* **Source records**
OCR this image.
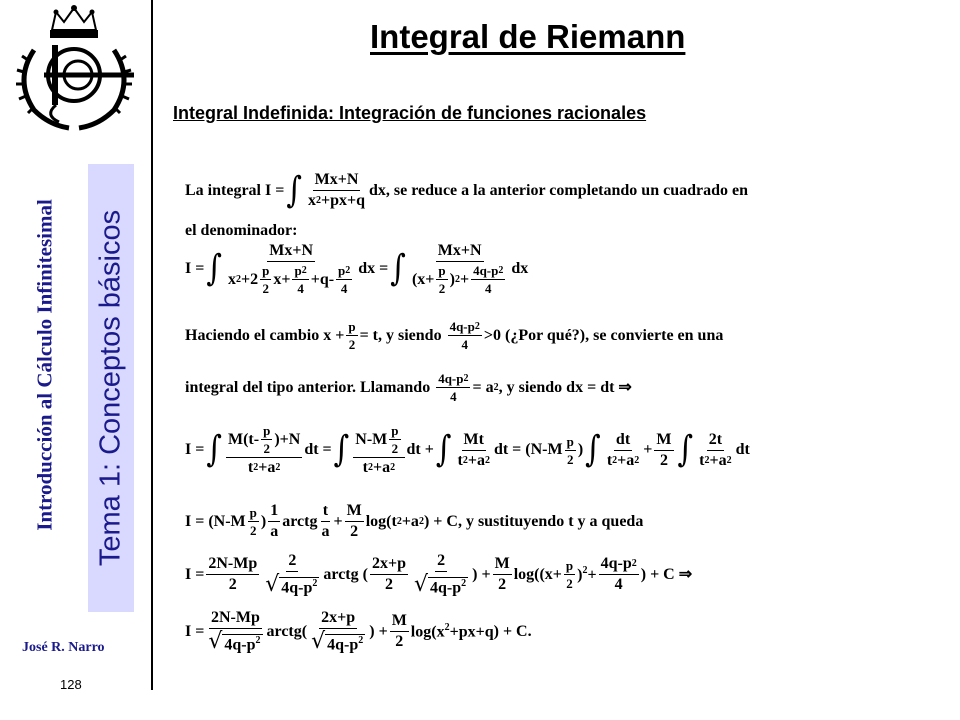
Introducción al Cálculo Infinitesimal Tema 1: Conceptos básicos
José R. Narro
128
Integral de Riemann
Integral Indefinida: Integración de funciones racionales
La integral I = ∫ $\frac{Mx+N}{x 2 +px+q}$ dx, se reduce a la anterior completando un cuadrado en
el denominador:
I = ∫ $\frac{Mx+N}{x 2 +2 \frac{p}{2} x+ \frac{p 2}{4} +q- \frac{p 2}{4}}$ dx = ∫ $\frac{Mx+N}{(x+ \frac{p}{2} ) 2 + \frac{4q-p 2}{4}}$ dx
Haciendo el cambio $x + \frac{p}{2} = t$, y siendo $\frac{4q-p 2}{4} >0$ (¿Por qué?), se convierte en una
integral del tipo anterior. Llamando $\frac{4q-p 2}{4} = a$ 2 , y siendo dx = dt ⇒
I = ∫ $\frac{M(t- \frac{p}{2} )+N}{t 2 +a 2}$ dt = ∫ $\frac{N-M \frac{p}{2}}{t 2 +a 2}$ dt + ∫ $\frac{Mt}{t 2 +a 2}$ dt = ($N-M \frac{p}{2}$ ) ∫ $\frac{dt}{t 2 +a 2} + \frac{M}{2}$ ∫ $\frac{2t}{t 2 +a 2}$ dt
$I = (N-M \frac{p}{2}$ ) $\frac{1}{a}$ arctg $\frac{t}{a} + \frac{M}{2} \log(t$ 2 +a 2 ) + C, y sustituyendo t y a queda
$I = \frac{2N-Mp}{2} \frac{2}{√ 4q-p^2}$ arctg ( $\frac{2x+p}{2} \frac{2}{√ 4q-p^2}$ ) + $\frac{M}{2} \log((x+ \frac{p}{2} )^2+ \frac{4q-p 2}{4}$ ) + C ⇒
$I = \frac{2N-Mp}{√ 4q-p^2}$ arctg( $\frac{2x+p}{√ 4q-p^2}$ ) + $\frac{M}{2} \log(x^2+px+q$ ) + C.
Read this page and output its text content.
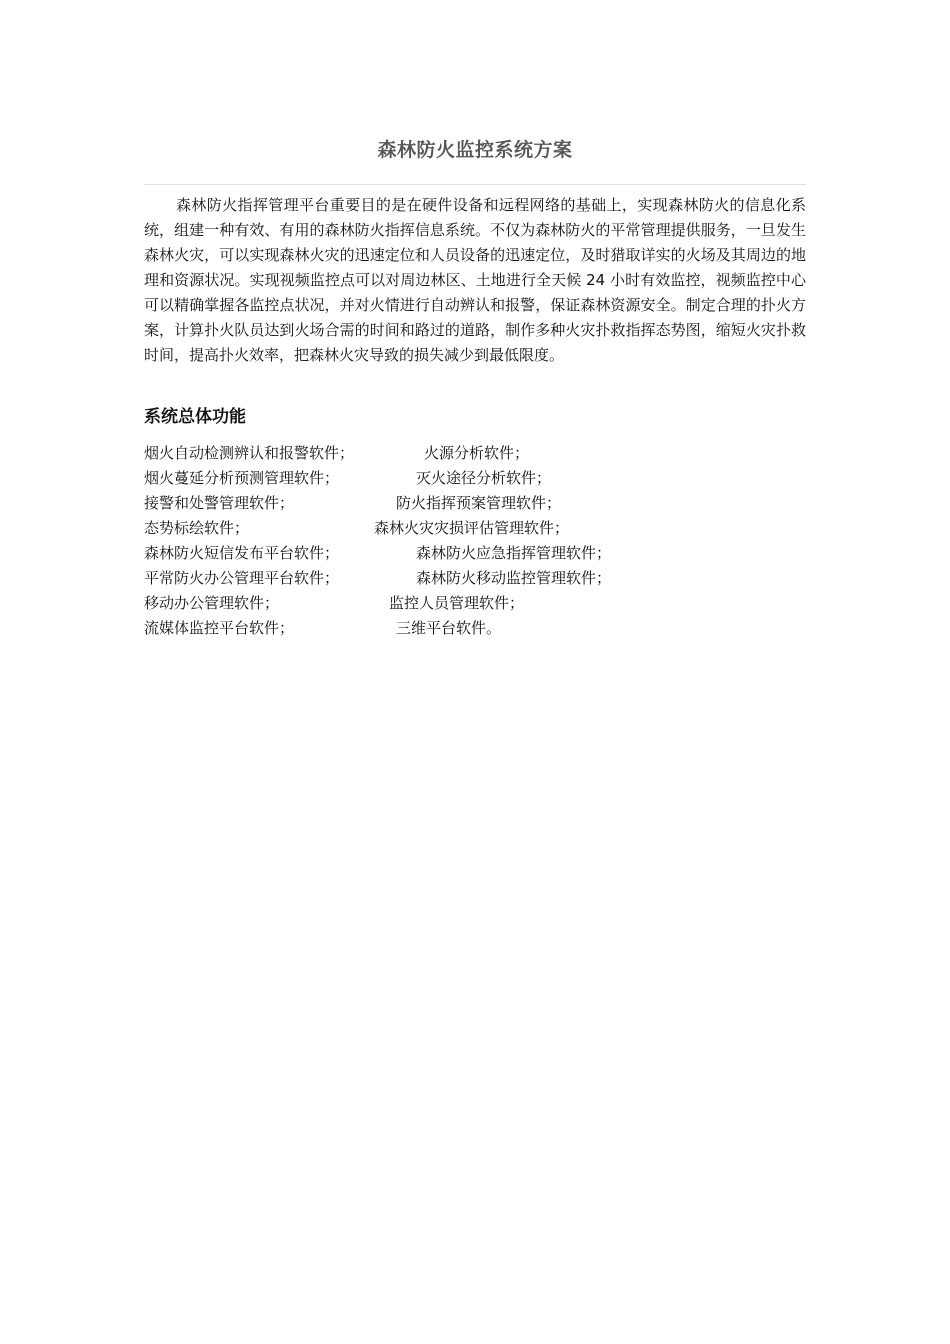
森林防火监控系统方案

森林防火指挥管理平台重要目的是在硬件设备和远程网络的基础上，实现森林防火的信息化系统，组建一种有效、有用的森林防火指挥信息系统。不仅为森林防火的平常管理提供服务，一旦发生森林火灾，可以实现森林火灾的迅速定位和人员设备的迅速定位，及时猎取详实的火场及其周边的地理和资源状况。实现视频监控点可以对周边林区、土地进行全天候 24 小时有效监控，视频监控中心可以精确掌握各监控点状况，并对火情进行自动辨认和报警，保证森林资源安全。制定合理的扑火方案，计算扑火队员达到火场合需的时间和路过的道路，制作多种火灾扑救指挥态势图，缩短火灾扑救时间，提高扑火效率，把森林火灾导致的损失减少到最低限度。

系统总体功能
烟火自动检测辨认和报警软件；	火源分析软件；
烟火蔓延分析预测管理软件；	灭火途径分析软件；
接警和处警管理软件；	防火指挥预案管理软件；
态势标绘软件；	森林火灾灾损评估管理软件；
森林防火短信发布平台软件；	森林防火应急指挥管理软件；
平常防火办公管理平台软件；	森林防火移动监控管理软件；
移动办公管理软件；	监控人员管理软件；
流媒体监控平台软件；	三维平台软件。
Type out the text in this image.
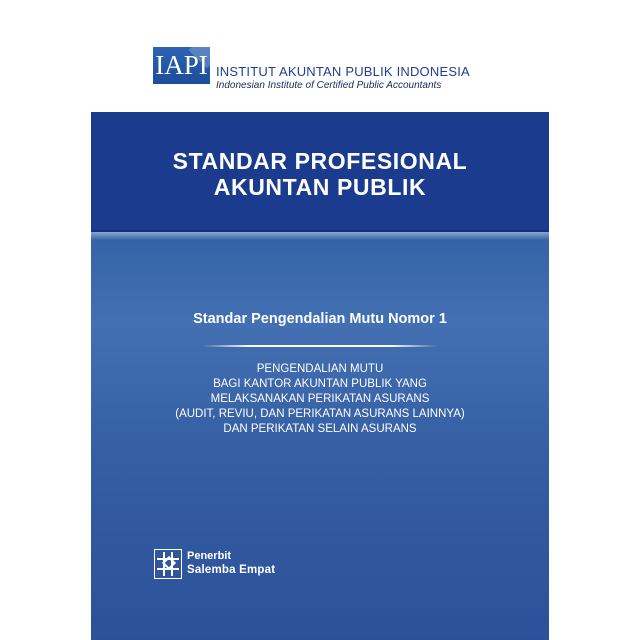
IAPI INSTITUT AKUNTAN PUBLIK INDONESIA
Indonesian Institute of Certified Public Accountants
STANDAR PROFESIONAL
AKUNTAN PUBLIK
Standar Pengendalian Mutu Nomor 1
PENGENDALIAN MUTU
BAGI KANTOR AKUNTAN PUBLIK YANG
MELAKSANAKAN PERIKATAN ASURANS
(AUDIT, REVIU, DAN PERIKATAN ASURANS LAINNYA)
DAN PERIKATAN SELAIN ASURANS
Penerbit
Salemba Empat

* **THE PROBLEM**
State how many lines include the string "text". Give no other information.

* **FINISHED ANSWER**
2